--- Start of Dataset entries ---
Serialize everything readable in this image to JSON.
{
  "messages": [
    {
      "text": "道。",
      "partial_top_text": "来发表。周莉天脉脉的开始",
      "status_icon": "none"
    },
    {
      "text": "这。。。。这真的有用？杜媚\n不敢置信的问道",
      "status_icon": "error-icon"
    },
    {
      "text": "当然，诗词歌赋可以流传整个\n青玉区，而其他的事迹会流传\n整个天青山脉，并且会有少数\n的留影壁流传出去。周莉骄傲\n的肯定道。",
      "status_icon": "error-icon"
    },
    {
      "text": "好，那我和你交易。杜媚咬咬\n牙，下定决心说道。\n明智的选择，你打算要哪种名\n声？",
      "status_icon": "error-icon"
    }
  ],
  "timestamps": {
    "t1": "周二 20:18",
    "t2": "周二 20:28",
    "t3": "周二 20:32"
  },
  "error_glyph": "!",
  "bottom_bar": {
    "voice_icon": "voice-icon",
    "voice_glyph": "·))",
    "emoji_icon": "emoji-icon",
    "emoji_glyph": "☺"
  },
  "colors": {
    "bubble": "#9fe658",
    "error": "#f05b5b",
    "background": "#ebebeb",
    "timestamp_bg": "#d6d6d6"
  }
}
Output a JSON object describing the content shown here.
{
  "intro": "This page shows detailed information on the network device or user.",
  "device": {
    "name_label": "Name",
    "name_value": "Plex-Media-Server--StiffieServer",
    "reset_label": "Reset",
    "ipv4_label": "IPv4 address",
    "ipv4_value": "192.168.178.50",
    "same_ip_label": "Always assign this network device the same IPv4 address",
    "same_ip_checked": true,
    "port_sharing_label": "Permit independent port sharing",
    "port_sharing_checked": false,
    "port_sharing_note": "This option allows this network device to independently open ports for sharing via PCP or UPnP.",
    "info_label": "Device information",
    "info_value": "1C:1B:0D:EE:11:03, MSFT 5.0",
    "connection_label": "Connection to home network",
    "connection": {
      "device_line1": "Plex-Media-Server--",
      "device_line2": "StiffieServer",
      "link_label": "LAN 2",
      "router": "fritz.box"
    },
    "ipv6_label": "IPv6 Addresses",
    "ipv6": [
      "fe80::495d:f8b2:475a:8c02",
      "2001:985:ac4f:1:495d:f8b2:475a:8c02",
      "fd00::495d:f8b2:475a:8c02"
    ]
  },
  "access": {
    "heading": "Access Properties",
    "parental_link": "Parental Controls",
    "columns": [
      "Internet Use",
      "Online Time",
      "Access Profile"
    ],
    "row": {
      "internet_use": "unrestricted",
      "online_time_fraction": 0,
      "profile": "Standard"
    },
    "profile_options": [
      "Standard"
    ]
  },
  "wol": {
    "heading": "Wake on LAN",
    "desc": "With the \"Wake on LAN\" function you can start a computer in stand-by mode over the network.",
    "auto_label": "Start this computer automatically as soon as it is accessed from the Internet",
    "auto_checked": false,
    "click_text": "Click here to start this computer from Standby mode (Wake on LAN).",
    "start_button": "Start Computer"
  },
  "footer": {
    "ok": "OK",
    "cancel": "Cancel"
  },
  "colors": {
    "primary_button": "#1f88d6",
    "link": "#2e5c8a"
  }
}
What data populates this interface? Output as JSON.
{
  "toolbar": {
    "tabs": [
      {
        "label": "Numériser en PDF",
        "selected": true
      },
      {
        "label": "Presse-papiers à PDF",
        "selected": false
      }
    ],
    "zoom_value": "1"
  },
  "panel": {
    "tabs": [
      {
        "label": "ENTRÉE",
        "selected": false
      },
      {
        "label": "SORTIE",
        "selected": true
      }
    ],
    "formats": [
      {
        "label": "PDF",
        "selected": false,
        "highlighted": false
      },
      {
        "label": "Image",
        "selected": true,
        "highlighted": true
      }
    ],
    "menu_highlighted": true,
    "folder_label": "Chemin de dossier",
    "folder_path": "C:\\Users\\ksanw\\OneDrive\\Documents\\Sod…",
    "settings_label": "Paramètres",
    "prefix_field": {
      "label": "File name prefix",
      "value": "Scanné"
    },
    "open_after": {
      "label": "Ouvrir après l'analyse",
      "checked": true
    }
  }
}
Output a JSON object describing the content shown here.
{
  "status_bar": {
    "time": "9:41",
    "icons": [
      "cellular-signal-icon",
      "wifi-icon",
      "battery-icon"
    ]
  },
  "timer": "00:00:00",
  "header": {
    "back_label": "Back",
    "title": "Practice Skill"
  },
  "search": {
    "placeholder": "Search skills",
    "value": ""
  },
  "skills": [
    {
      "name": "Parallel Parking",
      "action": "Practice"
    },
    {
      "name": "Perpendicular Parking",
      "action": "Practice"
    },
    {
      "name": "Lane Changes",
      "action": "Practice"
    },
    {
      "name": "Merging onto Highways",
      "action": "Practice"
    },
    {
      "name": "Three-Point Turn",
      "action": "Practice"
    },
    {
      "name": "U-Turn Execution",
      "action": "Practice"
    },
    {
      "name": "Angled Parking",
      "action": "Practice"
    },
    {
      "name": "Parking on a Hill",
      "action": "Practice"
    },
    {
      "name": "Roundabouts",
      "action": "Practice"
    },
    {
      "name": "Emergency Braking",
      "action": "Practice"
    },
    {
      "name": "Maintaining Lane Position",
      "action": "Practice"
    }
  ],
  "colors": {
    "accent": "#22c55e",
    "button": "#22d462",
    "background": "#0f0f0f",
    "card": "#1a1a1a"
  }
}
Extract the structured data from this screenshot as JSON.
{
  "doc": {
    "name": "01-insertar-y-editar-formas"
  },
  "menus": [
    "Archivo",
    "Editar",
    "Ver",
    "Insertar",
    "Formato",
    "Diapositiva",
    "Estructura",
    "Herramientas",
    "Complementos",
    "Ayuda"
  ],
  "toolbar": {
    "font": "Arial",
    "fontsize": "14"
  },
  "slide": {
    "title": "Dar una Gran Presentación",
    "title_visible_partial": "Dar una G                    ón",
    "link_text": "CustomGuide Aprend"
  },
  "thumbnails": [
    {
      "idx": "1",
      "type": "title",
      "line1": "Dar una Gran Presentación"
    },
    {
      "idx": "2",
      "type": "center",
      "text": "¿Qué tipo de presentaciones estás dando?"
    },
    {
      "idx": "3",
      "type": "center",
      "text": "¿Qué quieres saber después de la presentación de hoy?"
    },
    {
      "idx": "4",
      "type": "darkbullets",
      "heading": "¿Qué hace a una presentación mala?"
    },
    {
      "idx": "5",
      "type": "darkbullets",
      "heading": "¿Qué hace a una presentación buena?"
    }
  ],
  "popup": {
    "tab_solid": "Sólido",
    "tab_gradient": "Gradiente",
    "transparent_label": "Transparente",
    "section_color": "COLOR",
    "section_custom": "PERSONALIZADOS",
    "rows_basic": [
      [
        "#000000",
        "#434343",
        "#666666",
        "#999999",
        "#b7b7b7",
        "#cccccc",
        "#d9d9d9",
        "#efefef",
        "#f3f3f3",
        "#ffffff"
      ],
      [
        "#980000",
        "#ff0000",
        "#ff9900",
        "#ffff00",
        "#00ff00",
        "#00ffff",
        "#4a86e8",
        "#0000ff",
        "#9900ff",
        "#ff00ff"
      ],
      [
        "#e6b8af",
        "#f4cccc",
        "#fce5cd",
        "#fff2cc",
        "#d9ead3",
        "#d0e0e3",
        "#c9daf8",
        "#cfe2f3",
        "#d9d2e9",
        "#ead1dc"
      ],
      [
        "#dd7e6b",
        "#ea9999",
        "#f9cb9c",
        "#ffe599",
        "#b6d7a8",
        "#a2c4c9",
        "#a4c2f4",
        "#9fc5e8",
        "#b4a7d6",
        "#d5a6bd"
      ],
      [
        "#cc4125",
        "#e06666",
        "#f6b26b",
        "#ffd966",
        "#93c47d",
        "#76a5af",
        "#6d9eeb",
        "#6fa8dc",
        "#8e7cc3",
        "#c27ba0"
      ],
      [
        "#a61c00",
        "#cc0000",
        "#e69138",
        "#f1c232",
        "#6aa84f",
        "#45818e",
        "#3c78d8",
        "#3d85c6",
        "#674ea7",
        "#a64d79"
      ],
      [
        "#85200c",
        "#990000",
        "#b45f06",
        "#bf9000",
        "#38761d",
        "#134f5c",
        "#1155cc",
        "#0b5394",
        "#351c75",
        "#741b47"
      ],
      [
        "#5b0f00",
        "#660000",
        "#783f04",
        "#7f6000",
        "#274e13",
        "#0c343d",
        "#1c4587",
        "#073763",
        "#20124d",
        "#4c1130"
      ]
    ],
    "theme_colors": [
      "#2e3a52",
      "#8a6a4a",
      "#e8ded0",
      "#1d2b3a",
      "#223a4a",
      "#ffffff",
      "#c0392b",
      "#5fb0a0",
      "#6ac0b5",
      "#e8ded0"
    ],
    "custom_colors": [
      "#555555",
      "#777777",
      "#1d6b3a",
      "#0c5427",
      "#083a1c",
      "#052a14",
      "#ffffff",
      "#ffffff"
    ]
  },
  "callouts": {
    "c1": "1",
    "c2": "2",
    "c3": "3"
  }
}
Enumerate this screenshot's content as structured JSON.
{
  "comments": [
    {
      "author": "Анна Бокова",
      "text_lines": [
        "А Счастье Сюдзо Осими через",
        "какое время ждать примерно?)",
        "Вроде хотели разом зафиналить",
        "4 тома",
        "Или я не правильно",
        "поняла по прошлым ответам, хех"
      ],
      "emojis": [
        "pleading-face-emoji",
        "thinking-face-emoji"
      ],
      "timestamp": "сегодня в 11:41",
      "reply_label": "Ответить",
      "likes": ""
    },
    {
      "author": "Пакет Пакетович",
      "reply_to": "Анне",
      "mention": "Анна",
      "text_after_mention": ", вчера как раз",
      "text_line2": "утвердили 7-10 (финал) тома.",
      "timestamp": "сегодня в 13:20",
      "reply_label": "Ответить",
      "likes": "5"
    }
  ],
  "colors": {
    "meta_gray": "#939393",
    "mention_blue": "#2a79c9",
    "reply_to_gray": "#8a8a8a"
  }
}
--- End of Dataset entries ---
**The task**.
Copy, from the material above, each line in which the string "information" occurs.

**Result of this task**.
  "intro": "This page shows detailed information on the network device or user.",
    "info_label": "Device information",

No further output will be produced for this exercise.